**Records:**
+++

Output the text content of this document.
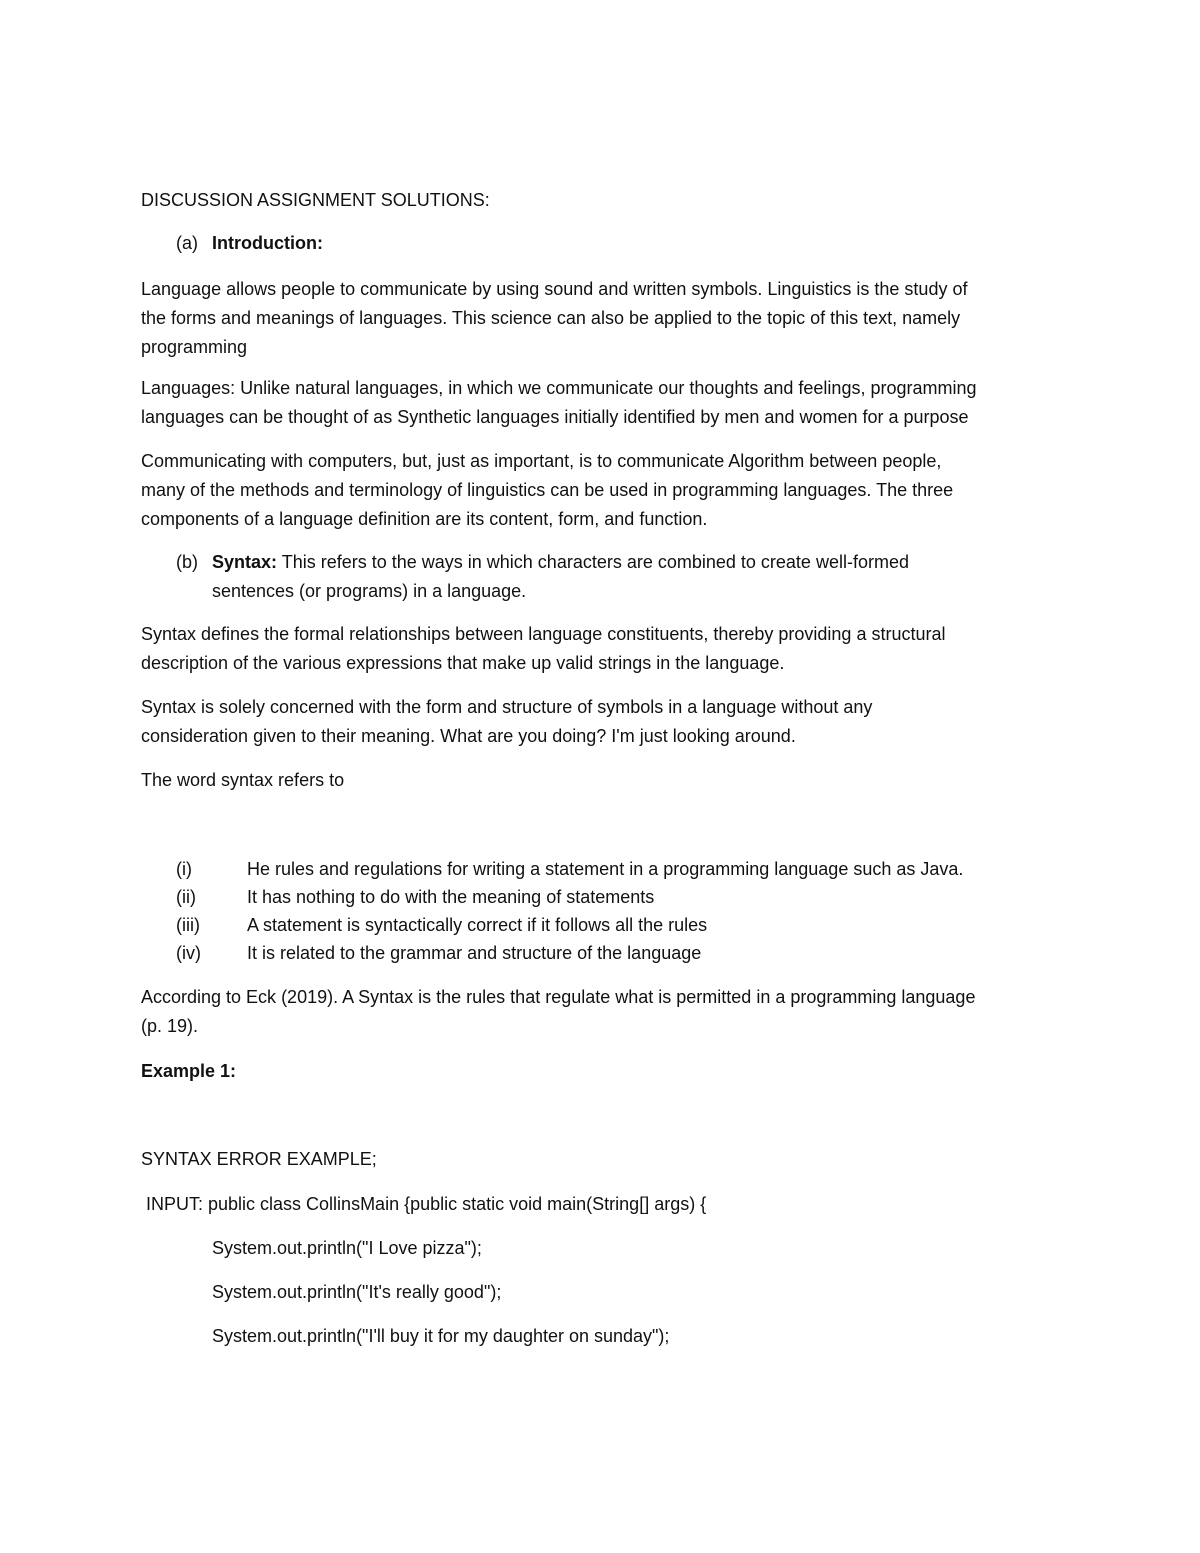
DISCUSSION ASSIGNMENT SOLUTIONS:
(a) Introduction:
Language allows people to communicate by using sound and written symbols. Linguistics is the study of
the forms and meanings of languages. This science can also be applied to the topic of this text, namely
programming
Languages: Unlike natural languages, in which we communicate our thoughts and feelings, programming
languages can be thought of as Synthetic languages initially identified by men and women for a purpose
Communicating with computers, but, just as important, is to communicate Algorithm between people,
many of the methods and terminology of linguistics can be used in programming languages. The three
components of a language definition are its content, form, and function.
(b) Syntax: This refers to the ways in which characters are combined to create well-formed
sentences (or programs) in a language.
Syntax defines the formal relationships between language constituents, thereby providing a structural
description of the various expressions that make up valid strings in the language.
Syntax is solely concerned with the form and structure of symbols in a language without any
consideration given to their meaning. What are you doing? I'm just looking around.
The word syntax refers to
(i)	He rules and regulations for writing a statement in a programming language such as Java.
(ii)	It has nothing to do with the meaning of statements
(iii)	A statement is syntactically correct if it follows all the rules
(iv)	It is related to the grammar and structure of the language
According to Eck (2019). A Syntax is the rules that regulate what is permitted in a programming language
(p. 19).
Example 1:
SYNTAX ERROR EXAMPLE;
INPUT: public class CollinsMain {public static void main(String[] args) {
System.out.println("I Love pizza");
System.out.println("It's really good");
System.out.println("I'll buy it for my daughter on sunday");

+++

**Set task:**
Extract the full listing above verbatim; pictures are to be left out of the copy.

**Answer to this task:**
Output the text content of this document.
DISCUSSION ASSIGNMENT SOLUTIONS:
(a) Introduction:
Language allows people to communicate by using sound and written symbols. Linguistics is the study of
the forms and meanings of languages. This science can also be applied to the topic of this text, namely
programming
Languages: Unlike natural languages, in which we communicate our thoughts and feelings, programming
languages can be thought of as Synthetic languages initially identified by men and women for a purpose
Communicating with computers, but, just as important, is to communicate Algorithm between people,
many of the methods and terminology of linguistics can be used in programming languages. The three
components of a language definition are its content, form, and function.
(b) Syntax: This refers to the ways in which characters are combined to create well-formed
sentences (or programs) in a language.
Syntax defines the formal relationships between language constituents, thereby providing a structural
description of the various expressions that make up valid strings in the language.
Syntax is solely concerned with the form and structure of symbols in a language without any
consideration given to their meaning. What are you doing? I'm just looking around.
The word syntax refers to
(i)	He rules and regulations for writing a statement in a programming language such as Java.
(ii)	It has nothing to do with the meaning of statements
(iii)	A statement is syntactically correct if it follows all the rules
(iv)	It is related to the grammar and structure of the language
According to Eck (2019). A Syntax is the rules that regulate what is permitted in a programming language
(p. 19).
Example 1:
SYNTAX ERROR EXAMPLE;
INPUT: public class CollinsMain {public static void main(String[] args) {
System.out.println("I Love pizza");
System.out.println("It's really good");
System.out.println("I'll buy it for my daughter on sunday");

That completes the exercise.